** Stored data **
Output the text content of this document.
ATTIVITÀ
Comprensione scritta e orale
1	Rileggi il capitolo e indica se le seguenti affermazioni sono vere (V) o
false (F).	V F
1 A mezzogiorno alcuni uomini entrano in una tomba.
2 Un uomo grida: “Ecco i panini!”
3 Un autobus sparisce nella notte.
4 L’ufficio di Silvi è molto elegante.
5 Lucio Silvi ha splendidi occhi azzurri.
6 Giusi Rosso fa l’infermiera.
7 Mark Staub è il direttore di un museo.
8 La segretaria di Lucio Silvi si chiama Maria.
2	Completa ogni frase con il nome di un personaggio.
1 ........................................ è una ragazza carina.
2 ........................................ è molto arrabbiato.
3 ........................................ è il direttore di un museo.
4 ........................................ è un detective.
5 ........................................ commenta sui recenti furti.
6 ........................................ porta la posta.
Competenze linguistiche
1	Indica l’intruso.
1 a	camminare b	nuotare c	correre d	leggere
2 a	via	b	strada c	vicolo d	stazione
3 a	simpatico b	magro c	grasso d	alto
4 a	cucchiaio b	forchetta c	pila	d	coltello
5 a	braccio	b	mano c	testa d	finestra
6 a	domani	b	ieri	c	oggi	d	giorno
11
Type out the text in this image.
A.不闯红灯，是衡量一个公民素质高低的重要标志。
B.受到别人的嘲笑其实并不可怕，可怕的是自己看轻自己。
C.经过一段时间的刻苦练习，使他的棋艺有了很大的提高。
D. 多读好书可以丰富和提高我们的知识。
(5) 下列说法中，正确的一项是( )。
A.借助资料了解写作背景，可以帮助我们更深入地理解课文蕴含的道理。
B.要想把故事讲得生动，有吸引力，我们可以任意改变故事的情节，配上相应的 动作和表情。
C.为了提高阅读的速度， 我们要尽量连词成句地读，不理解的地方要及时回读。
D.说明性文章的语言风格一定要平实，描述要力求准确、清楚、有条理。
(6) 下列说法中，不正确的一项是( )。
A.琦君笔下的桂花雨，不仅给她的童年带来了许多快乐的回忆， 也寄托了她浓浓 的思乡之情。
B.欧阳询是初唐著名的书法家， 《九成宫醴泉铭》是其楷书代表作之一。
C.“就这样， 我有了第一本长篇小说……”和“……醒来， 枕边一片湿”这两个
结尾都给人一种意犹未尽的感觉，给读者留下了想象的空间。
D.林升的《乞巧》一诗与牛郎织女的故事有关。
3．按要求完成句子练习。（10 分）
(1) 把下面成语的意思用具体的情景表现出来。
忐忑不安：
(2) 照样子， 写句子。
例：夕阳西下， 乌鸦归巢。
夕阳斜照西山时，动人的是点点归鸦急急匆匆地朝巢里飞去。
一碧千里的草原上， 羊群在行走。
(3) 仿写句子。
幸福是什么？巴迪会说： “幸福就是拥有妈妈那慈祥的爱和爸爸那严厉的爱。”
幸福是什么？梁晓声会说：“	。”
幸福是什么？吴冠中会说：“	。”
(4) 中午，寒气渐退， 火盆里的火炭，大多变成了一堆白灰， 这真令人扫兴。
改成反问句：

** GOAL **
Reproduce each line of the material above precisely.

** ANSWER BELOW **
Output the text content of this document.
ATTIVITÀ
Comprensione scritta e orale
1	Rileggi il capitolo e indica se le seguenti affermazioni sono vere (V) o
false (F).	V F
1 A mezzogiorno alcuni uomini entrano in una tomba.
2 Un uomo grida: “Ecco i panini!”
3 Un autobus sparisce nella notte.
4 L’ufficio di Silvi è molto elegante.
5 Lucio Silvi ha splendidi occhi azzurri.
6 Giusi Rosso fa l’infermiera.
7 Mark Staub è il direttore di un museo.
8 La segretaria di Lucio Silvi si chiama Maria.
2	Completa ogni frase con il nome di un personaggio.
1 ........................................ è una ragazza carina.
2 ........................................ è molto arrabbiato.
3 ........................................ è il direttore di un museo.
4 ........................................ è un detective.
5 ........................................ commenta sui recenti furti.
6 ........................................ porta la posta.
Competenze linguistiche
1	Indica l’intruso.
1 a	camminare b	nuotare c	correre d	leggere
2 a	via	b	strada c	vicolo d	stazione
3 a	simpatico b	magro c	grasso d	alto
4 a	cucchiaio b	forchetta c	pila	d	coltello
5 a	braccio	b	mano c	testa d	finestra
6 a	domani	b	ieri	c	oggi	d	giorno
11
Type out the text in this image.
A.不闯红灯，是衡量一个公民素质高低的重要标志。
B.受到别人的嘲笑其实并不可怕，可怕的是自己看轻自己。
C.经过一段时间的刻苦练习，使他的棋艺有了很大的提高。
D. 多读好书可以丰富和提高我们的知识。
(5) 下列说法中，正确的一项是( )。
A.借助资料了解写作背景，可以帮助我们更深入地理解课文蕴含的道理。
B.要想把故事讲得生动，有吸引力，我们可以任意改变故事的情节，配上相应的 动作和表情。
C.为了提高阅读的速度， 我们要尽量连词成句地读，不理解的地方要及时回读。
D.说明性文章的语言风格一定要平实，描述要力求准确、清楚、有条理。
(6) 下列说法中，不正确的一项是( )。
A.琦君笔下的桂花雨，不仅给她的童年带来了许多快乐的回忆， 也寄托了她浓浓 的思乡之情。
B.欧阳询是初唐著名的书法家， 《九成宫醴泉铭》是其楷书代表作之一。
C.“就这样， 我有了第一本长篇小说……”和“……醒来， 枕边一片湿”这两个
结尾都给人一种意犹未尽的感觉，给读者留下了想象的空间。
D.林升的《乞巧》一诗与牛郎织女的故事有关。
3．按要求完成句子练习。（10 分）
(1) 把下面成语的意思用具体的情景表现出来。
忐忑不安：
(2) 照样子， 写句子。
例：夕阳西下， 乌鸦归巢。
夕阳斜照西山时，动人的是点点归鸦急急匆匆地朝巢里飞去。
一碧千里的草原上， 羊群在行走。
(3) 仿写句子。
幸福是什么？巴迪会说： “幸福就是拥有妈妈那慈祥的爱和爸爸那严厉的爱。”
幸福是什么？梁晓声会说：“	。”
幸福是什么？吴冠中会说：“	。”
(4) 中午，寒气渐退， 火盆里的火炭，大多变成了一堆白灰， 这真令人扫兴。
改成反问句：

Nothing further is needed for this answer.